Record set —
◆ ◆ ◆
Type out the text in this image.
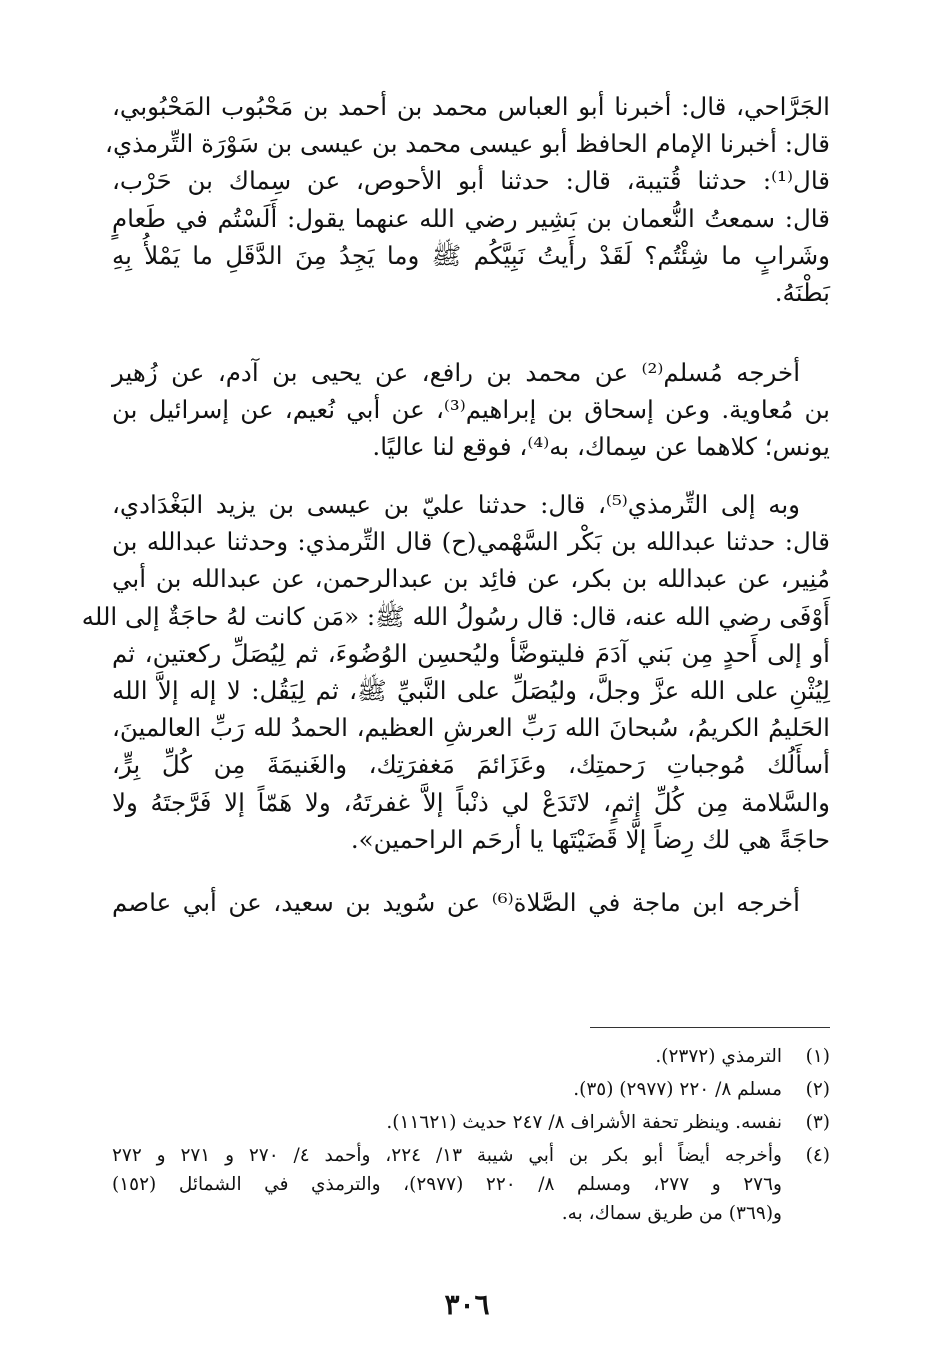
الجَرَّاحي، قال: أخبرنا أبو العباس محمد بن أحمد بن مَحْبُوب المَحْبُوبي،
قال: أخبرنا الإمام الحافظ أبو عيسى محمد بن عيسى بن سَوْرَة التِّرمذي،
قال⁽¹⁾: حدثنا قُتيبة، قال: حدثنا أبو الأحوص، عن سِماك بن حَرْب،
قال: سمعتُ النُّعمان بن بَشِير رضي الله عنهما يقول: أَلَسْتُم في طَعامٍ
وشَرابٍ ما شِئْتُم؟ لَقَدْ رأَيتُ نَبِيَّكُم ﷺ وما يَجِدُ مِنَ الدَّقَلِ ما يَمْلأُ بِهِ
بَطْنَهُ.

أخرجه مُسلم⁽²⁾ عن محمد بن رافع، عن يحيى بن آدم، عن زُهير
بن مُعاوية. وعن إسحاق بن إبراهيم⁽³⁾، عن أبي نُعيم، عن إسرائيل بن
يونس؛ كلاهما عن سِماك، به⁽⁴⁾، فوقع لنا عاليًا.

وبه إلى التِّرمذي⁽⁵⁾، قال: حدثنا عليّ بن عيسى بن يزيد البَغْدَادي،
قال: حدثنا عبدالله بن بَكْر السَّهْمي(ح) قال التِّرمذي: وحدثنا عبدالله بن
مُنِير، عن عبدالله بن بكر، عن فائِد بن عبدالرحمن، عن عبدالله بن أبي
أَوْفَى رضي الله عنه، قال: قال رسُولُ الله ﷺ: «مَن كانت لهُ حاجَةٌ إلى الله
أو إلى أَحدٍ مِن بَني آدَمَ فليتوضَّأ وليُحسِن الوُضُوءَ، ثم لِيُصَلِّ ركعتين، ثم
لِيُثْنِ على الله عزَّ وجلَّ، وليُصَلِّ على النَّبيِّ ﷺ، ثم لِيَقُل: لا إله إلاَّ الله
الحَليمُ الكريمُ، سُبحانَ الله رَبِّ العرشِ العظيم، الحمدُ لله رَبِّ العالمينَ،
أسأَلُك مُوجباتِ رَحمتِك، وعَزَائمَ مَغفرَتِك، والغَنيمَةَ مِن كُلِّ بِرٍّ،
والسَّلامة مِن كُلِّ إثمٍ، لاتَدَعْ لي ذنْباً إلاَّ غفرتَهُ، ولا هَمّاً إلا فَرَّجتَهُ ولا
حاجَةً هي لك رِضاً إلَّا قَضَيْتَها يا أرحَم الراحمين».

أخرجه ابن ماجة في الصَّلاة⁽⁶⁾ عن سُويد بن سعيد، عن أبي عاصم

(١)
الترمذي (٢٣٧٢).
(٢)
مسلم ٨/ ٢٢٠ (٢٩٧٧) (٣٥).
(٣)
نفسه. وينظر تحفة الأشراف ٨/ ٢٤٧ حديث (١١٦٢١).
(٤)
وأخرجه أيضاً أبو بكر بن أبي شيبة ١٣/ ٢٢٤، وأحمد ٤/ ٢٧٠ و ٢٧١ و ٢٧٢
و٢٧٦ و ٢٧٧، ومسلم ٨/ ٢٢٠ (٢٩٧٧)، والترمذي في الشمائل (١٥٢)
و(٣٦٩) من طريق سماك، به.
٣٠٦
◆ ◆ ◆
Task description — Using the material above, gather every line that includes "حدثنا".

Expected answer —
قال⁽¹⁾: حدثنا قُتيبة، قال: حدثنا أبو الأحوص، عن سِماك بن حَرْب،
وبه إلى التِّرمذي⁽⁵⁾، قال: حدثنا عليّ بن عيسى بن يزيد البَغْدَادي،
قال: حدثنا عبدالله بن بَكْر السَّهْمي(ح) قال التِّرمذي: وحدثنا عبدالله بن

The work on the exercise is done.